- _Records shown_:
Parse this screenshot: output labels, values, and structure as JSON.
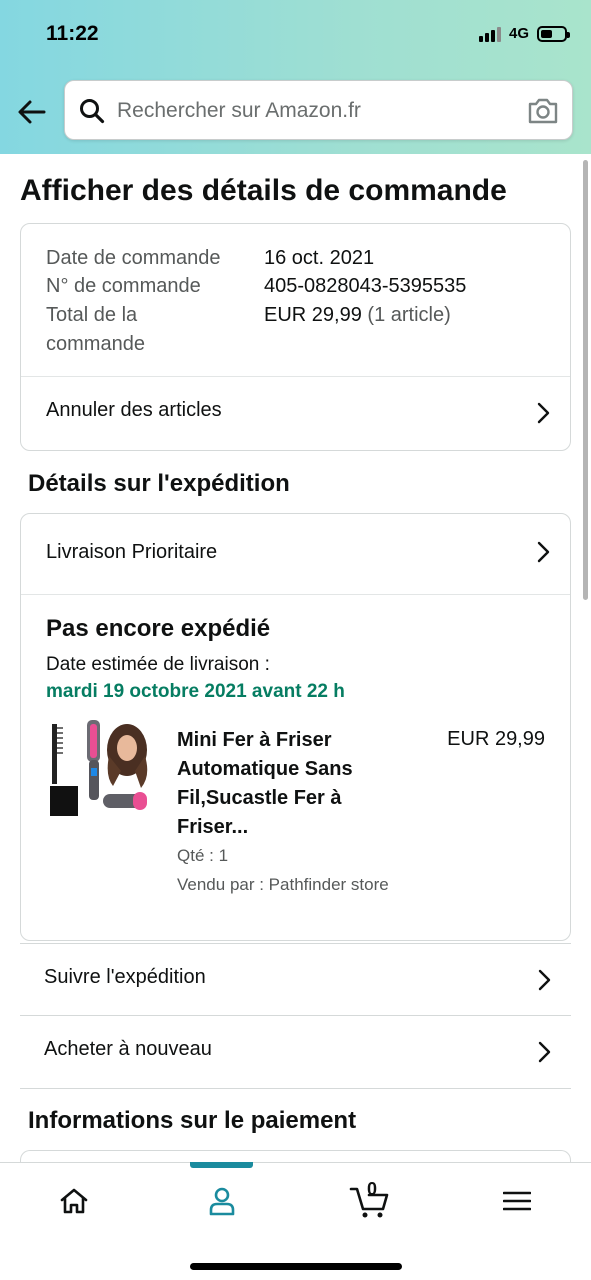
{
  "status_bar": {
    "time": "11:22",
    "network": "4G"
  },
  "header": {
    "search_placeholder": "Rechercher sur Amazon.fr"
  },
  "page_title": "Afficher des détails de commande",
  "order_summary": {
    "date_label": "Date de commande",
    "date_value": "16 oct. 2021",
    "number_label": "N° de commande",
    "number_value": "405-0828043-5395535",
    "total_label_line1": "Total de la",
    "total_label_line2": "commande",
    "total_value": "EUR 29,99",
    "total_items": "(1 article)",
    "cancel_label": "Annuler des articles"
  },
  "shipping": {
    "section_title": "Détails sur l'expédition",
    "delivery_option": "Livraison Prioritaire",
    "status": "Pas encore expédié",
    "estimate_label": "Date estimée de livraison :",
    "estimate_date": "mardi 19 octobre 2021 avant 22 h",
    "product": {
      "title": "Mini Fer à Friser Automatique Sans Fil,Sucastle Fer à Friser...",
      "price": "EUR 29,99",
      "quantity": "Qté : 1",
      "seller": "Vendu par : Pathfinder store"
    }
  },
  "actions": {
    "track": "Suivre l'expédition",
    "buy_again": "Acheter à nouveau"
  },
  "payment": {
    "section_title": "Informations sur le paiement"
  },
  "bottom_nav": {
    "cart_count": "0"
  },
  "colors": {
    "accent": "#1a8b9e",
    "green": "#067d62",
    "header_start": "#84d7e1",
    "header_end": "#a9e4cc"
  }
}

- _Stated exercise_: Transcribe the records above exactly, omitting every picture they contain.

- _Answer to this exercise_:
Parse this screenshot: output labels, values, and structure as JSON.
{
  "status_bar": {
    "time": "11:22",
    "network": "4G"
  },
  "header": {
    "search_placeholder": "Rechercher sur Amazon.fr"
  },
  "page_title": "Afficher des détails de commande",
  "order_summary": {
    "date_label": "Date de commande",
    "date_value": "16 oct. 2021",
    "number_label": "N° de commande",
    "number_value": "405-0828043-5395535",
    "total_label_line1": "Total de la",
    "total_label_line2": "commande",
    "total_value": "EUR 29,99",
    "total_items": "(1 article)",
    "cancel_label": "Annuler des articles"
  },
  "shipping": {
    "section_title": "Détails sur l'expédition",
    "delivery_option": "Livraison Prioritaire",
    "status": "Pas encore expédié",
    "estimate_label": "Date estimée de livraison :",
    "estimate_date": "mardi 19 octobre 2021 avant 22 h",
    "product": {
      "title": "Mini Fer à Friser Automatique Sans Fil,Sucastle Fer à Friser...",
      "price": "EUR 29,99",
      "quantity": "Qté : 1",
      "seller": "Vendu par : Pathfinder store"
    }
  },
  "actions": {
    "track": "Suivre l'expédition",
    "buy_again": "Acheter à nouveau"
  },
  "payment": {
    "section_title": "Informations sur le paiement"
  },
  "bottom_nav": {
    "cart_count": "0"
  },
  "colors": {
    "accent": "#1a8b9e",
    "green": "#067d62",
    "header_start": "#84d7e1",
    "header_end": "#a9e4cc"
  }
}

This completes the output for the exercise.